▸ TASK DESCRIPTION: Count every line where "BIRS" shows up, and give that number only.

▸ RECORDS FOR THIS EXERCISE:
-- BEGIN --
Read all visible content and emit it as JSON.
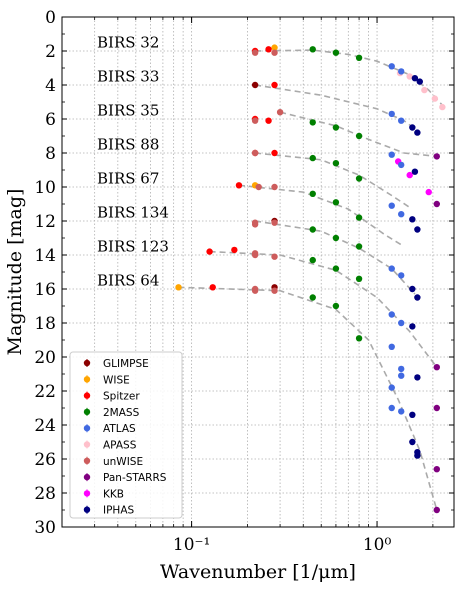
{
  "chart_data": {
    "type": "scatter",
    "xlabel": "Wavenumber [1/μm]",
    "ylabel": "Magnitude [mag]",
    "xscale": "log",
    "xlim": [
      0.02,
      2.6
    ],
    "ylim": [
      30,
      0
    ],
    "yticks": [
      0,
      2,
      4,
      6,
      8,
      10,
      12,
      14,
      16,
      18,
      20,
      22,
      24,
      26,
      28,
      30
    ],
    "xtick_labels": [
      {
        "x": 0.1,
        "label": "10⁻¹"
      },
      {
        "x": 1,
        "label": "10⁰"
      }
    ],
    "grid": true,
    "legend_position": "bottom-left",
    "fit_color": "#aaaaaa",
    "legend": [
      {
        "name": "GLIMPSE",
        "color": "#8b0000"
      },
      {
        "name": "WISE",
        "color": "#ffa500"
      },
      {
        "name": "Spitzer",
        "color": "#ff0000"
      },
      {
        "name": "2MASS",
        "color": "#008000"
      },
      {
        "name": "ATLAS",
        "color": "#4169e1"
      },
      {
        "name": "APASS",
        "color": "#ffc0cb"
      },
      {
        "name": "unWISE",
        "color": "#cd5c5c"
      },
      {
        "name": "Pan-STARRS",
        "color": "#800080"
      },
      {
        "name": "KKB",
        "color": "#ff00ff"
      },
      {
        "name": "IPHAS",
        "color": "#000080"
      }
    ],
    "stars": [
      {
        "name": "BIRS 32",
        "label_y": 1.5,
        "points": [
          [
            0.22,
            2.0,
            "Spitzer"
          ],
          [
            0.22,
            2.1,
            "unWISE"
          ],
          [
            0.28,
            1.8,
            "WISE"
          ],
          [
            0.28,
            2.1,
            "unWISE"
          ],
          [
            0.26,
            1.9,
            "Spitzer"
          ],
          [
            0.45,
            1.9,
            "2MASS"
          ],
          [
            0.6,
            2.1,
            "2MASS"
          ],
          [
            0.8,
            2.4,
            "2MASS"
          ],
          [
            1.2,
            2.9,
            "ATLAS"
          ],
          [
            1.33,
            3.3,
            "APASS"
          ],
          [
            1.5,
            3.5,
            "APASS"
          ],
          [
            1.6,
            3.6,
            "IPHAS"
          ],
          [
            1.7,
            3.8,
            "IPHAS"
          ],
          [
            1.8,
            4.3,
            "APASS"
          ],
          [
            2.05,
            4.8,
            "APASS"
          ],
          [
            2.25,
            5.3,
            "APASS"
          ],
          [
            1.35,
            3.2,
            "ATLAS"
          ]
        ],
        "fit": [
          [
            0.22,
            2.0
          ],
          [
            0.45,
            1.95
          ],
          [
            0.7,
            2.2
          ],
          [
            1.0,
            2.6
          ],
          [
            1.5,
            3.4
          ],
          [
            1.9,
            4.3
          ],
          [
            2.3,
            5.3
          ]
        ]
      },
      {
        "name": "BIRS 33",
        "label_y": 3.5,
        "points": [
          [
            0.22,
            4.0,
            "GLIMPSE"
          ],
          [
            0.28,
            4.0,
            "Spitzer"
          ],
          [
            1.2,
            5.7,
            "ATLAS"
          ],
          [
            1.35,
            6.1,
            "ATLAS"
          ],
          [
            1.55,
            6.5,
            "IPHAS"
          ],
          [
            1.65,
            6.8,
            "IPHAS"
          ]
        ],
        "fit": [
          [
            0.22,
            4.0
          ],
          [
            0.5,
            4.6
          ],
          [
            1.0,
            5.4
          ],
          [
            1.4,
            6.1
          ],
          [
            1.7,
            6.8
          ]
        ]
      },
      {
        "name": "BIRS 35",
        "label_y": 5.5,
        "points": [
          [
            0.22,
            6.0,
            "Spitzer"
          ],
          [
            0.22,
            6.1,
            "unWISE"
          ],
          [
            0.26,
            6.1,
            "Spitzer"
          ],
          [
            0.3,
            5.6,
            "unWISE"
          ],
          [
            0.45,
            6.2,
            "2MASS"
          ],
          [
            0.6,
            6.5,
            "2MASS"
          ],
          [
            0.8,
            7.0,
            "2MASS"
          ],
          [
            2.1,
            8.2,
            "Pan-STARRS"
          ],
          [
            1.3,
            8.5,
            "KKB"
          ],
          [
            1.5,
            9.3,
            "KKB"
          ],
          [
            1.9,
            10.3,
            "KKB"
          ],
          [
            1.2,
            8.1,
            "ATLAS"
          ],
          [
            1.35,
            8.7,
            "ATLAS"
          ],
          [
            1.6,
            9.1,
            "IPHAS"
          ]
        ],
        "fit": [
          [
            0.3,
            5.6
          ],
          [
            0.6,
            6.4
          ],
          [
            0.9,
            7.2
          ],
          [
            1.4,
            8.0
          ],
          [
            2.1,
            8.2
          ]
        ]
      },
      {
        "name": "BIRS 88",
        "label_y": 7.5,
        "points": [
          [
            0.22,
            8.0,
            "Spitzer"
          ],
          [
            0.22,
            8.0,
            "unWISE"
          ],
          [
            0.28,
            8.0,
            "Spitzer"
          ],
          [
            0.45,
            8.3,
            "2MASS"
          ],
          [
            0.6,
            8.6,
            "2MASS"
          ],
          [
            0.8,
            9.5,
            "2MASS"
          ]
        ],
        "fit": [
          [
            0.22,
            8.0
          ],
          [
            0.5,
            8.4
          ],
          [
            0.8,
            9.3
          ],
          [
            1.2,
            10.5
          ],
          [
            1.5,
            11.2
          ]
        ]
      },
      {
        "name": "BIRS 67",
        "label_y": 9.5,
        "points": [
          [
            0.18,
            9.9,
            "Spitzer"
          ],
          [
            0.22,
            9.9,
            "WISE"
          ],
          [
            0.23,
            10.0,
            "unWISE"
          ],
          [
            0.28,
            10.0,
            "unWISE"
          ],
          [
            0.45,
            10.4,
            "2MASS"
          ],
          [
            0.6,
            10.9,
            "2MASS"
          ],
          [
            0.8,
            11.8,
            "2MASS"
          ],
          [
            1.2,
            11.1,
            "ATLAS"
          ],
          [
            1.35,
            11.6,
            "ATLAS"
          ],
          [
            1.55,
            11.9,
            "IPHAS"
          ],
          [
            2.1,
            11.0,
            "Pan-STARRS"
          ],
          [
            1.65,
            12.5,
            "IPHAS"
          ]
        ],
        "fit": [
          [
            0.18,
            9.9
          ],
          [
            0.4,
            10.3
          ],
          [
            0.7,
            11.3
          ],
          [
            1.1,
            12.8
          ],
          [
            1.4,
            13.5
          ]
        ]
      },
      {
        "name": "BIRS 134",
        "label_y": 11.5,
        "points": [
          [
            0.22,
            12.2,
            "unWISE"
          ],
          [
            0.22,
            12.1,
            "unWISE"
          ],
          [
            0.28,
            12.0,
            "GLIMPSE"
          ],
          [
            0.28,
            12.1,
            "unWISE"
          ],
          [
            0.45,
            12.5,
            "2MASS"
          ],
          [
            0.6,
            13.0,
            "2MASS"
          ],
          [
            0.8,
            13.5,
            "2MASS"
          ],
          [
            1.2,
            14.8,
            "ATLAS"
          ],
          [
            1.35,
            15.2,
            "ATLAS"
          ],
          [
            1.55,
            16.0,
            "IPHAS"
          ],
          [
            1.65,
            16.5,
            "IPHAS"
          ]
        ],
        "fit": [
          [
            0.22,
            12.0
          ],
          [
            0.5,
            12.6
          ],
          [
            0.8,
            13.6
          ],
          [
            1.2,
            14.8
          ],
          [
            1.6,
            16.3
          ]
        ]
      },
      {
        "name": "BIRS 123",
        "label_y": 13.5,
        "points": [
          [
            0.125,
            13.8,
            "Spitzer"
          ],
          [
            0.17,
            13.7,
            "Spitzer"
          ],
          [
            0.22,
            13.9,
            "unWISE"
          ],
          [
            0.22,
            14.0,
            "unWISE"
          ],
          [
            0.28,
            14.1,
            "unWISE"
          ],
          [
            0.45,
            14.3,
            "2MASS"
          ],
          [
            0.6,
            14.8,
            "2MASS"
          ],
          [
            0.8,
            15.4,
            "2MASS"
          ],
          [
            1.2,
            17.5,
            "ATLAS"
          ],
          [
            1.35,
            18.0,
            "ATLAS"
          ],
          [
            1.55,
            18.2,
            "IPHAS"
          ],
          [
            2.1,
            20.6,
            "Pan-STARRS"
          ],
          [
            1.65,
            21.2,
            "IPHAS"
          ],
          [
            1.35,
            20.7,
            "ATLAS"
          ],
          [
            1.2,
            23.0,
            "ATLAS"
          ]
        ],
        "fit": [
          [
            0.125,
            13.8
          ],
          [
            0.3,
            14.0
          ],
          [
            0.6,
            14.9
          ],
          [
            1.0,
            16.5
          ],
          [
            1.5,
            18.5
          ],
          [
            2.1,
            20.6
          ]
        ]
      },
      {
        "name": "BIRS 64",
        "label_y": 15.5,
        "points": [
          [
            0.085,
            15.9,
            "WISE"
          ],
          [
            0.13,
            15.9,
            "Spitzer"
          ],
          [
            0.22,
            16.0,
            "unWISE"
          ],
          [
            0.22,
            16.1,
            "unWISE"
          ],
          [
            0.28,
            15.9,
            "GLIMPSE"
          ],
          [
            0.28,
            16.1,
            "unWISE"
          ],
          [
            0.45,
            16.5,
            "2MASS"
          ],
          [
            0.6,
            17.0,
            "2MASS"
          ],
          [
            0.8,
            18.9,
            "2MASS"
          ],
          [
            1.2,
            21.8,
            "ATLAS"
          ],
          [
            1.35,
            23.2,
            "ATLAS"
          ],
          [
            1.55,
            25.0,
            "IPHAS"
          ],
          [
            1.65,
            25.6,
            "IPHAS"
          ],
          [
            2.1,
            23.0,
            "Pan-STARRS"
          ],
          [
            2.1,
            26.6,
            "Pan-STARRS"
          ],
          [
            2.1,
            29.0,
            "Pan-STARRS"
          ],
          [
            1.2,
            19.4,
            "ATLAS"
          ],
          [
            1.35,
            21.1,
            "ATLAS"
          ],
          [
            1.55,
            23.4,
            "IPHAS"
          ],
          [
            1.65,
            25.8,
            "IPHAS"
          ]
        ],
        "fit": [
          [
            0.085,
            15.9
          ],
          [
            0.3,
            16.1
          ],
          [
            0.6,
            17.2
          ],
          [
            0.9,
            19.0
          ],
          [
            1.3,
            22.5
          ],
          [
            1.7,
            25.5
          ],
          [
            2.1,
            29.0
          ]
        ]
      }
    ]
  }
}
-- END --
▸ REPLY TO THE TASK: 8